**ENTRIES PROVIDED:**
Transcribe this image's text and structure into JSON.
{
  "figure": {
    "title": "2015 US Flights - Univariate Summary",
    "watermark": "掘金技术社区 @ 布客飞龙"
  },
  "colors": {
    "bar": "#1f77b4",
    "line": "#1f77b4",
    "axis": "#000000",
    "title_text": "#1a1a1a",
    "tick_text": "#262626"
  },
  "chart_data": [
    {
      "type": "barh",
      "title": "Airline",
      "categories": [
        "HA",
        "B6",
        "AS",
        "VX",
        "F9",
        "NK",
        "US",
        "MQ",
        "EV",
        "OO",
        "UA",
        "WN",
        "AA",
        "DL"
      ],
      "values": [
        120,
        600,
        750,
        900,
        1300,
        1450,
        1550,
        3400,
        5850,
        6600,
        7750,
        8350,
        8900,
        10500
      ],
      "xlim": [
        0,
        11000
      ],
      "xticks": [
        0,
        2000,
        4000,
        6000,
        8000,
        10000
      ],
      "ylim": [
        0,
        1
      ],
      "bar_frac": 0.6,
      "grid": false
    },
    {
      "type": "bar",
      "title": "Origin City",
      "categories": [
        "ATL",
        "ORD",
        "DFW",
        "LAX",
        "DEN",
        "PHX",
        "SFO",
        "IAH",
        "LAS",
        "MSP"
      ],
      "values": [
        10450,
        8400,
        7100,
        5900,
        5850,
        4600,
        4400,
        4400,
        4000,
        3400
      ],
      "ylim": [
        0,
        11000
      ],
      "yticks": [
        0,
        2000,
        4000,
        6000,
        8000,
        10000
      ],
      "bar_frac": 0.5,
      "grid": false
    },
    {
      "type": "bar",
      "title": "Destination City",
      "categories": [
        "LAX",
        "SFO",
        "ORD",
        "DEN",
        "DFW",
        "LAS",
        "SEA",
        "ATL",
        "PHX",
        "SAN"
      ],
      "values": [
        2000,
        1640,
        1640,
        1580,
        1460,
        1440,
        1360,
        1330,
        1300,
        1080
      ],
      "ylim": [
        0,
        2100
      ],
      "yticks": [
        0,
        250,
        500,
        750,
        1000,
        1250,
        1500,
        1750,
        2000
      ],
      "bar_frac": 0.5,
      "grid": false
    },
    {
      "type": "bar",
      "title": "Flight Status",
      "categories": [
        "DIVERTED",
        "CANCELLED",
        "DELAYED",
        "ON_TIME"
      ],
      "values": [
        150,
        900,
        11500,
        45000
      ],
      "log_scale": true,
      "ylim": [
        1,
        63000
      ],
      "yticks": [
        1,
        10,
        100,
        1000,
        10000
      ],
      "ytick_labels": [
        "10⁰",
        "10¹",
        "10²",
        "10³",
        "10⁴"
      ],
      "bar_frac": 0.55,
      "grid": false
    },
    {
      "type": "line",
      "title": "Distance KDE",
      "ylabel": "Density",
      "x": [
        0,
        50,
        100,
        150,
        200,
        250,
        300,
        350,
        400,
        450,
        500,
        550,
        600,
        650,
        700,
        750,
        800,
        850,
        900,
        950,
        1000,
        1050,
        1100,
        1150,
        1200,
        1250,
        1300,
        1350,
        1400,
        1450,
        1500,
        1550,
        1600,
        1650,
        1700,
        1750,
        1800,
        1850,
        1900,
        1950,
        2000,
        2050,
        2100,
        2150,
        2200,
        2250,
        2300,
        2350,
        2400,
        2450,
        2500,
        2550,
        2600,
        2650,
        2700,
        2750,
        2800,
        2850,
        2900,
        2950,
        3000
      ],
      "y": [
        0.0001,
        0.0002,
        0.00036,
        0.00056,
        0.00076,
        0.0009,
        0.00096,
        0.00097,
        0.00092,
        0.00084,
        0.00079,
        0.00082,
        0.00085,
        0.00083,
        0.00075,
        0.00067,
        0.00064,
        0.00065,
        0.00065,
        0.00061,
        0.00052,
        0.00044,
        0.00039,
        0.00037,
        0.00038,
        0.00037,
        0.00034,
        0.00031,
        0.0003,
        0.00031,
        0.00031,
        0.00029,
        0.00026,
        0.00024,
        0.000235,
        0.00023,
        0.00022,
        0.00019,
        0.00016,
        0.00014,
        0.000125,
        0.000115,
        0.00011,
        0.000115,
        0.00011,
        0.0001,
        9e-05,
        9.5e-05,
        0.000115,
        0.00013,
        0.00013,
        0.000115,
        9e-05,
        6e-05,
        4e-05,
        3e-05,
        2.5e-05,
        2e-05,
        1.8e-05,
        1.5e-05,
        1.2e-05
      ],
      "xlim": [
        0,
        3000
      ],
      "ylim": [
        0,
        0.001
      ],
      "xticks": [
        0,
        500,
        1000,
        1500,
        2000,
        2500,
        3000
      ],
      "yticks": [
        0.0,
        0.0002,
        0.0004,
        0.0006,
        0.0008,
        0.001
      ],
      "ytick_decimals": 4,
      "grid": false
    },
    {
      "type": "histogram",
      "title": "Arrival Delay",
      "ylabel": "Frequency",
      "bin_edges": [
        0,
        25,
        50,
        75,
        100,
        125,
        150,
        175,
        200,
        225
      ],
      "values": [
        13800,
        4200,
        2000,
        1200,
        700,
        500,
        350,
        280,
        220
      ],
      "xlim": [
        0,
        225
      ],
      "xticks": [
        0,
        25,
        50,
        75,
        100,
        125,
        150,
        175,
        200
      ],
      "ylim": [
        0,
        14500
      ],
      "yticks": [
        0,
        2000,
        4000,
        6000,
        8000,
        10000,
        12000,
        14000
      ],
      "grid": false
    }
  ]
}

**STATED PROBLEM:**
Print the material above once more, exactly.

**EXERCISE OUTPUT:**
Transcribe this image's text and structure into JSON.
{
  "figure": {
    "title": "2015 US Flights - Univariate Summary",
    "watermark": "掘金技术社区 @ 布客飞龙"
  },
  "colors": {
    "bar": "#1f77b4",
    "line": "#1f77b4",
    "axis": "#000000",
    "title_text": "#1a1a1a",
    "tick_text": "#262626"
  },
  "chart_data": [
    {
      "type": "barh",
      "title": "Airline",
      "categories": [
        "HA",
        "B6",
        "AS",
        "VX",
        "F9",
        "NK",
        "US",
        "MQ",
        "EV",
        "OO",
        "UA",
        "WN",
        "AA",
        "DL"
      ],
      "values": [
        120,
        600,
        750,
        900,
        1300,
        1450,
        1550,
        3400,
        5850,
        6600,
        7750,
        8350,
        8900,
        10500
      ],
      "xlim": [
        0,
        11000
      ],
      "xticks": [
        0,
        2000,
        4000,
        6000,
        8000,
        10000
      ],
      "ylim": [
        0,
        1
      ],
      "bar_frac": 0.6,
      "grid": false
    },
    {
      "type": "bar",
      "title": "Origin City",
      "categories": [
        "ATL",
        "ORD",
        "DFW",
        "LAX",
        "DEN",
        "PHX",
        "SFO",
        "IAH",
        "LAS",
        "MSP"
      ],
      "values": [
        10450,
        8400,
        7100,
        5900,
        5850,
        4600,
        4400,
        4400,
        4000,
        3400
      ],
      "ylim": [
        0,
        11000
      ],
      "yticks": [
        0,
        2000,
        4000,
        6000,
        8000,
        10000
      ],
      "bar_frac": 0.5,
      "grid": false
    },
    {
      "type": "bar",
      "title": "Destination City",
      "categories": [
        "LAX",
        "SFO",
        "ORD",
        "DEN",
        "DFW",
        "LAS",
        "SEA",
        "ATL",
        "PHX",
        "SAN"
      ],
      "values": [
        2000,
        1640,
        1640,
        1580,
        1460,
        1440,
        1360,
        1330,
        1300,
        1080
      ],
      "ylim": [
        0,
        2100
      ],
      "yticks": [
        0,
        250,
        500,
        750,
        1000,
        1250,
        1500,
        1750,
        2000
      ],
      "bar_frac": 0.5,
      "grid": false
    },
    {
      "type": "bar",
      "title": "Flight Status",
      "categories": [
        "DIVERTED",
        "CANCELLED",
        "DELAYED",
        "ON_TIME"
      ],
      "values": [
        150,
        900,
        11500,
        45000
      ],
      "log_scale": true,
      "ylim": [
        1,
        63000
      ],
      "yticks": [
        1,
        10,
        100,
        1000,
        10000
      ],
      "ytick_labels": [
        "10⁰",
        "10¹",
        "10²",
        "10³",
        "10⁴"
      ],
      "bar_frac": 0.55,
      "grid": false
    },
    {
      "type": "line",
      "title": "Distance KDE",
      "ylabel": "Density",
      "x": [
        0,
        50,
        100,
        150,
        200,
        250,
        300,
        350,
        400,
        450,
        500,
        550,
        600,
        650,
        700,
        750,
        800,
        850,
        900,
        950,
        1000,
        1050,
        1100,
        1150,
        1200,
        1250,
        1300,
        1350,
        1400,
        1450,
        1500,
        1550,
        1600,
        1650,
        1700,
        1750,
        1800,
        1850,
        1900,
        1950,
        2000,
        2050,
        2100,
        2150,
        2200,
        2250,
        2300,
        2350,
        2400,
        2450,
        2500,
        2550,
        2600,
        2650,
        2700,
        2750,
        2800,
        2850,
        2900,
        2950,
        3000
      ],
      "y": [
        0.0001,
        0.0002,
        0.00036,
        0.00056,
        0.00076,
        0.0009,
        0.00096,
        0.00097,
        0.00092,
        0.00084,
        0.00079,
        0.00082,
        0.00085,
        0.00083,
        0.00075,
        0.00067,
        0.00064,
        0.00065,
        0.00065,
        0.00061,
        0.00052,
        0.00044,
        0.00039,
        0.00037,
        0.00038,
        0.00037,
        0.00034,
        0.00031,
        0.0003,
        0.00031,
        0.00031,
        0.00029,
        0.00026,
        0.00024,
        0.000235,
        0.00023,
        0.00022,
        0.00019,
        0.00016,
        0.00014,
        0.000125,
        0.000115,
        0.00011,
        0.000115,
        0.00011,
        0.0001,
        9e-05,
        9.5e-05,
        0.000115,
        0.00013,
        0.00013,
        0.000115,
        9e-05,
        6e-05,
        4e-05,
        3e-05,
        2.5e-05,
        2e-05,
        1.8e-05,
        1.5e-05,
        1.2e-05
      ],
      "xlim": [
        0,
        3000
      ],
      "ylim": [
        0,
        0.001
      ],
      "xticks": [
        0,
        500,
        1000,
        1500,
        2000,
        2500,
        3000
      ],
      "yticks": [
        0.0,
        0.0002,
        0.0004,
        0.0006,
        0.0008,
        0.001
      ],
      "ytick_decimals": 4,
      "grid": false
    },
    {
      "type": "histogram",
      "title": "Arrival Delay",
      "ylabel": "Frequency",
      "bin_edges": [
        0,
        25,
        50,
        75,
        100,
        125,
        150,
        175,
        200,
        225
      ],
      "values": [
        13800,
        4200,
        2000,
        1200,
        700,
        500,
        350,
        280,
        220
      ],
      "xlim": [
        0,
        225
      ],
      "xticks": [
        0,
        25,
        50,
        75,
        100,
        125,
        150,
        175,
        200
      ],
      "ylim": [
        0,
        14500
      ],
      "yticks": [
        0,
        2000,
        4000,
        6000,
        8000,
        10000,
        12000,
        14000
      ],
      "grid": false
    }
  ]
}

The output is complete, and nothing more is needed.